The task:
Give the lines below again with "bounding boxes" switched to "box coordinates" wherever it appears, changing nothing else and leaving out the pictures.

++++ Information given

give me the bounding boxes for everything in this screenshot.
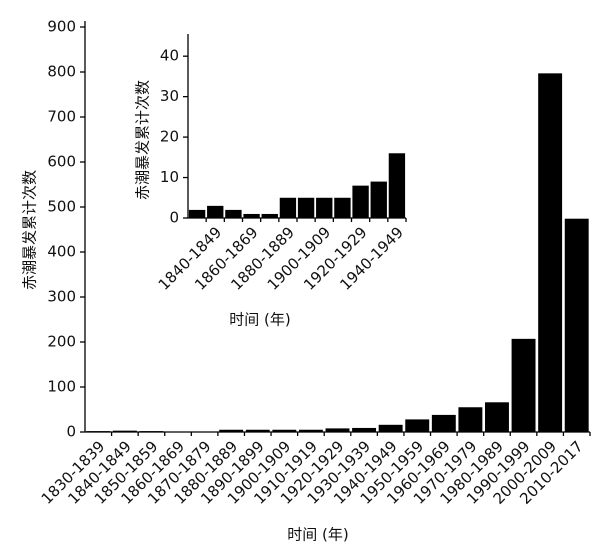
- bar: [511, 338, 536, 432]
- bar: [334, 197, 351, 218]
- bar: [207, 205, 224, 218]
- y-tick-label: 40: [160, 47, 179, 65]
- bar: [188, 209, 206, 218]
- y-tick-label: 600: [47, 153, 76, 171]
- bar: [485, 402, 509, 432]
- bar: [564, 218, 589, 432]
- y-tick-label: 700: [47, 108, 76, 126]
- y-tick-label: 400: [47, 243, 76, 261]
- bar: [538, 73, 563, 432]
- bar: [297, 197, 315, 218]
- bar: [261, 213, 278, 218]
- y-tick-label: 900: [47, 18, 76, 36]
- y-axis-label: 赤潮暴发累计次数: [134, 80, 152, 200]
- bar: [388, 153, 406, 218]
- bar: [245, 429, 270, 432]
- y-tick-label: 30: [160, 87, 179, 105]
- bar: [378, 424, 403, 432]
- bar: [316, 197, 333, 218]
- y-tick-label: 0: [169, 209, 179, 227]
- y-tick-label: 800: [47, 63, 76, 81]
- bar: [458, 407, 483, 432]
- y-tick-label: 300: [47, 288, 76, 306]
- x-axis-label: 时间 (年): [229, 311, 290, 329]
- x-axis-label: 时间 (年): [287, 526, 348, 544]
- bar: [139, 431, 164, 432]
- bar: [405, 419, 430, 432]
- bar: [370, 181, 387, 218]
- y-tick-label: 20: [160, 128, 179, 146]
- bar: [325, 428, 350, 432]
- y-tick-label: 500: [47, 198, 76, 216]
- bar: [352, 185, 369, 218]
- y-tick-label: 200: [47, 333, 76, 351]
- y-tick-label: 100: [47, 378, 76, 396]
- bar: [225, 209, 242, 218]
- bar: [272, 429, 297, 432]
- bar: [86, 431, 111, 432]
- bar: [243, 213, 260, 218]
- bar: [112, 430, 137, 432]
- y-tick-label: 10: [160, 168, 179, 186]
- bar: [219, 429, 244, 432]
- bar: [352, 427, 377, 432]
- bar: [298, 429, 323, 432]
- bar: [431, 414, 456, 432]
- y-axis-label: 赤潮暴发累计次数: [21, 170, 39, 290]
- bar: [279, 197, 297, 218]
- y-tick-label: 0: [66, 423, 76, 441]
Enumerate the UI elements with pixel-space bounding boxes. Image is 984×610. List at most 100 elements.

++++++++

Result:
give me the box coordinates for everything in this screenshot.
- bar: [511, 338, 536, 432]
- bar: [334, 197, 351, 218]
- bar: [207, 205, 224, 218]
- y-tick-label: 40: [160, 47, 179, 65]
- bar: [188, 209, 206, 218]
- y-tick-label: 600: [47, 153, 76, 171]
- bar: [485, 402, 509, 432]
- bar: [564, 218, 589, 432]
- y-tick-label: 700: [47, 108, 76, 126]
- y-tick-label: 400: [47, 243, 76, 261]
- bar: [538, 73, 563, 432]
- bar: [297, 197, 315, 218]
- bar: [261, 213, 278, 218]
- y-tick-label: 900: [47, 18, 76, 36]
- y-axis-label: 赤潮暴发累计次数: [134, 80, 152, 200]
- bar: [388, 153, 406, 218]
- bar: [245, 429, 270, 432]
- y-tick-label: 30: [160, 87, 179, 105]
- bar: [378, 424, 403, 432]
- bar: [316, 197, 333, 218]
- y-tick-label: 0: [169, 209, 179, 227]
- y-tick-label: 800: [47, 63, 76, 81]
- bar: [458, 407, 483, 432]
- y-tick-label: 300: [47, 288, 76, 306]
- x-axis-label: 时间 (年): [229, 311, 290, 329]
- x-axis-label: 时间 (年): [287, 526, 348, 544]
- bar: [139, 431, 164, 432]
- bar: [405, 419, 430, 432]
- bar: [370, 181, 387, 218]
- y-tick-label: 20: [160, 128, 179, 146]
- bar: [325, 428, 350, 432]
- y-tick-label: 500: [47, 198, 76, 216]
- bar: [352, 185, 369, 218]
- y-tick-label: 200: [47, 333, 76, 351]
- y-tick-label: 100: [47, 378, 76, 396]
- bar: [225, 209, 242, 218]
- bar: [272, 429, 297, 432]
- bar: [86, 431, 111, 432]
- bar: [243, 213, 260, 218]
- bar: [112, 430, 137, 432]
- y-tick-label: 10: [160, 168, 179, 186]
- bar: [219, 429, 244, 432]
- bar: [352, 427, 377, 432]
- bar: [298, 429, 323, 432]
- bar: [431, 414, 456, 432]
- y-axis-label: 赤潮暴发累计次数: [21, 170, 39, 290]
- bar: [279, 197, 297, 218]
- y-tick-label: 0: [66, 423, 76, 441]
Enumerate the UI elements with pixel-space box coordinates. Image is 984×610. List at most 100 elements.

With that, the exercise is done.